■ RECORDS PROVIDED ■
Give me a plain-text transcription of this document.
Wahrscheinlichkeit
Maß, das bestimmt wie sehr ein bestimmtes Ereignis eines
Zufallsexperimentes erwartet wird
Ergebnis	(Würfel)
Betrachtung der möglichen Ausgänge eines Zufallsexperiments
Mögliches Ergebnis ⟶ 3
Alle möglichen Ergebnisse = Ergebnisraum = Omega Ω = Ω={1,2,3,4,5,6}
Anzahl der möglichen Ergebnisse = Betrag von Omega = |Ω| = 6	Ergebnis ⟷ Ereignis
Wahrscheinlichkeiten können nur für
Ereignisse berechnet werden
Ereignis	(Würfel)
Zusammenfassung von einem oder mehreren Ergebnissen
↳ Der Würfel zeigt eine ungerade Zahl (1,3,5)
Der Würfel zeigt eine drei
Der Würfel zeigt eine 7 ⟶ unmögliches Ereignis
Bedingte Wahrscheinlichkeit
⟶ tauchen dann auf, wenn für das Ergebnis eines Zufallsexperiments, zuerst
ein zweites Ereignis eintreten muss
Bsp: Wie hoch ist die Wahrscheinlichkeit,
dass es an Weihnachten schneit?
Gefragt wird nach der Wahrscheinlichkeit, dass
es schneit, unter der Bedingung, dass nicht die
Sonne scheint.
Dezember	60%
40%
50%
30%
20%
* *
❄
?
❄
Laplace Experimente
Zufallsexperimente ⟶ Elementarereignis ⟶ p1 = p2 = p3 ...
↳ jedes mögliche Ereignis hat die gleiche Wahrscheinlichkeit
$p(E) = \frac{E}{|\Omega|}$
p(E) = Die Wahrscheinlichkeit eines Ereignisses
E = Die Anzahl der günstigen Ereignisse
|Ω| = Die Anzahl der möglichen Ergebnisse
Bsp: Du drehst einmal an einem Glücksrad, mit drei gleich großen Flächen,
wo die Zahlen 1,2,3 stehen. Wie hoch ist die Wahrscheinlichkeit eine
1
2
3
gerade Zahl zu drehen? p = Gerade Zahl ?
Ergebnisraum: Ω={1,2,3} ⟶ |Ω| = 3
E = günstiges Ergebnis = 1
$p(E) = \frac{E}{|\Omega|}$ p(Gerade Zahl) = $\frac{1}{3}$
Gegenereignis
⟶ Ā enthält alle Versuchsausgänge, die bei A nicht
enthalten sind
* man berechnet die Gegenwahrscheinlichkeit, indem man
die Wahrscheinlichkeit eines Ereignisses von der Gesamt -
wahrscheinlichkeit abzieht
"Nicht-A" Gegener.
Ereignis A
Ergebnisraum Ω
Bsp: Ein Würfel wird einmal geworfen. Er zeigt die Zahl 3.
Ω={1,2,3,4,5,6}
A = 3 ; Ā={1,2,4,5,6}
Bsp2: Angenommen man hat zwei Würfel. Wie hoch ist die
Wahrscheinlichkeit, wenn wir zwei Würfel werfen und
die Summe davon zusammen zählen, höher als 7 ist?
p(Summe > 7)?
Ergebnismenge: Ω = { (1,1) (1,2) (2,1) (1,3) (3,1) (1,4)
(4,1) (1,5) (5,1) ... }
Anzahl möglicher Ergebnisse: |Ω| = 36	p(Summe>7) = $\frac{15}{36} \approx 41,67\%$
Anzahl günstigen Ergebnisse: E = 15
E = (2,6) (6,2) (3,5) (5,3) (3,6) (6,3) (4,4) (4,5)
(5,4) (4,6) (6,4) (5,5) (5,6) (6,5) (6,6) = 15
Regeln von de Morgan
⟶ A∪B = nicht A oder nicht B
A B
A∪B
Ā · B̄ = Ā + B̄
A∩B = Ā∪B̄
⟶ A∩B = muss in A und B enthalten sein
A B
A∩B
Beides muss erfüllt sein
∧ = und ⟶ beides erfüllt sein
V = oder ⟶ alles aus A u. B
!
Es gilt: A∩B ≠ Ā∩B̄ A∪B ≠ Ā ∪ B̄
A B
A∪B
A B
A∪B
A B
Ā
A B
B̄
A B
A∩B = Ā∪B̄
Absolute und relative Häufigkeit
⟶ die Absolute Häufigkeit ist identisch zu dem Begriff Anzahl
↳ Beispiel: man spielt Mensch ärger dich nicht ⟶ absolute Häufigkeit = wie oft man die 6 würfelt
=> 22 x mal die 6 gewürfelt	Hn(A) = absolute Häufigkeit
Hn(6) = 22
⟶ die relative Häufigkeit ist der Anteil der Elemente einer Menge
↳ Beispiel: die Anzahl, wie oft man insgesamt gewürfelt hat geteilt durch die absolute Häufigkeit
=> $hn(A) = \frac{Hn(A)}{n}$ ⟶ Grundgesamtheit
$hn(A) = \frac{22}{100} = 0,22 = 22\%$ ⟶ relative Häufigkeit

■ WORK ORDER ■
Reproduce the entries exactly, each one as given.

■ YOUR SOLUTION ■
Give me a plain-text transcription of this document.
Wahrscheinlichkeit
Maß, das bestimmt wie sehr ein bestimmtes Ereignis eines
Zufallsexperimentes erwartet wird
Ergebnis	(Würfel)
Betrachtung der möglichen Ausgänge eines Zufallsexperiments
Mögliches Ergebnis ⟶ 3
Alle möglichen Ergebnisse = Ergebnisraum = Omega Ω = Ω={1,2,3,4,5,6}
Anzahl der möglichen Ergebnisse = Betrag von Omega = |Ω| = 6	Ergebnis ⟷ Ereignis
Wahrscheinlichkeiten können nur für
Ereignisse berechnet werden
Ereignis	(Würfel)
Zusammenfassung von einem oder mehreren Ergebnissen
↳ Der Würfel zeigt eine ungerade Zahl (1,3,5)
Der Würfel zeigt eine drei
Der Würfel zeigt eine 7 ⟶ unmögliches Ereignis
Bedingte Wahrscheinlichkeit
⟶ tauchen dann auf, wenn für das Ergebnis eines Zufallsexperiments, zuerst
ein zweites Ereignis eintreten muss
Bsp: Wie hoch ist die Wahrscheinlichkeit,
dass es an Weihnachten schneit?
Gefragt wird nach der Wahrscheinlichkeit, dass
es schneit, unter der Bedingung, dass nicht die
Sonne scheint.
Dezember	60%
40%
50%
30%
20%
* *
❄
?
❄
Laplace Experimente
Zufallsexperimente ⟶ Elementarereignis ⟶ p1 = p2 = p3 ...
↳ jedes mögliche Ereignis hat die gleiche Wahrscheinlichkeit
$p(E) = \frac{E}{|\Omega|}$
p(E) = Die Wahrscheinlichkeit eines Ereignisses
E = Die Anzahl der günstigen Ereignisse
|Ω| = Die Anzahl der möglichen Ergebnisse
Bsp: Du drehst einmal an einem Glücksrad, mit drei gleich großen Flächen,
wo die Zahlen 1,2,3 stehen. Wie hoch ist die Wahrscheinlichkeit eine
1
2
3
gerade Zahl zu drehen? p = Gerade Zahl ?
Ergebnisraum: Ω={1,2,3} ⟶ |Ω| = 3
E = günstiges Ergebnis = 1
$p(E) = \frac{E}{|\Omega|}$ p(Gerade Zahl) = $\frac{1}{3}$
Gegenereignis
⟶ Ā enthält alle Versuchsausgänge, die bei A nicht
enthalten sind
* man berechnet die Gegenwahrscheinlichkeit, indem man
die Wahrscheinlichkeit eines Ereignisses von der Gesamt -
wahrscheinlichkeit abzieht
"Nicht-A" Gegener.
Ereignis A
Ergebnisraum Ω
Bsp: Ein Würfel wird einmal geworfen. Er zeigt die Zahl 3.
Ω={1,2,3,4,5,6}
A = 3 ; Ā={1,2,4,5,6}
Bsp2: Angenommen man hat zwei Würfel. Wie hoch ist die
Wahrscheinlichkeit, wenn wir zwei Würfel werfen und
die Summe davon zusammen zählen, höher als 7 ist?
p(Summe > 7)?
Ergebnismenge: Ω = { (1,1) (1,2) (2,1) (1,3) (3,1) (1,4)
(4,1) (1,5) (5,1) ... }
Anzahl möglicher Ergebnisse: |Ω| = 36	p(Summe>7) = $\frac{15}{36} \approx 41,67\%$
Anzahl günstigen Ergebnisse: E = 15
E = (2,6) (6,2) (3,5) (5,3) (3,6) (6,3) (4,4) (4,5)
(5,4) (4,6) (6,4) (5,5) (5,6) (6,5) (6,6) = 15
Regeln von de Morgan
⟶ A∪B = nicht A oder nicht B
A B
A∪B
Ā · B̄ = Ā + B̄
A∩B = Ā∪B̄
⟶ A∩B = muss in A und B enthalten sein
A B
A∩B
Beides muss erfüllt sein
∧ = und ⟶ beides erfüllt sein
V = oder ⟶ alles aus A u. B
!
Es gilt: A∩B ≠ Ā∩B̄ A∪B ≠ Ā ∪ B̄
A B
A∪B
A B
A∪B
A B
Ā
A B
B̄
A B
A∩B = Ā∪B̄
Absolute und relative Häufigkeit
⟶ die Absolute Häufigkeit ist identisch zu dem Begriff Anzahl
↳ Beispiel: man spielt Mensch ärger dich nicht ⟶ absolute Häufigkeit = wie oft man die 6 würfelt
=> 22 x mal die 6 gewürfelt	Hn(A) = absolute Häufigkeit
Hn(6) = 22
⟶ die relative Häufigkeit ist der Anteil der Elemente einer Menge
↳ Beispiel: die Anzahl, wie oft man insgesamt gewürfelt hat geteilt durch die absolute Häufigkeit
=> $hn(A) = \frac{Hn(A)}{n}$ ⟶ Grundgesamtheit
$hn(A) = \frac{22}{100} = 0,22 = 22\%$ ⟶ relative Häufigkeit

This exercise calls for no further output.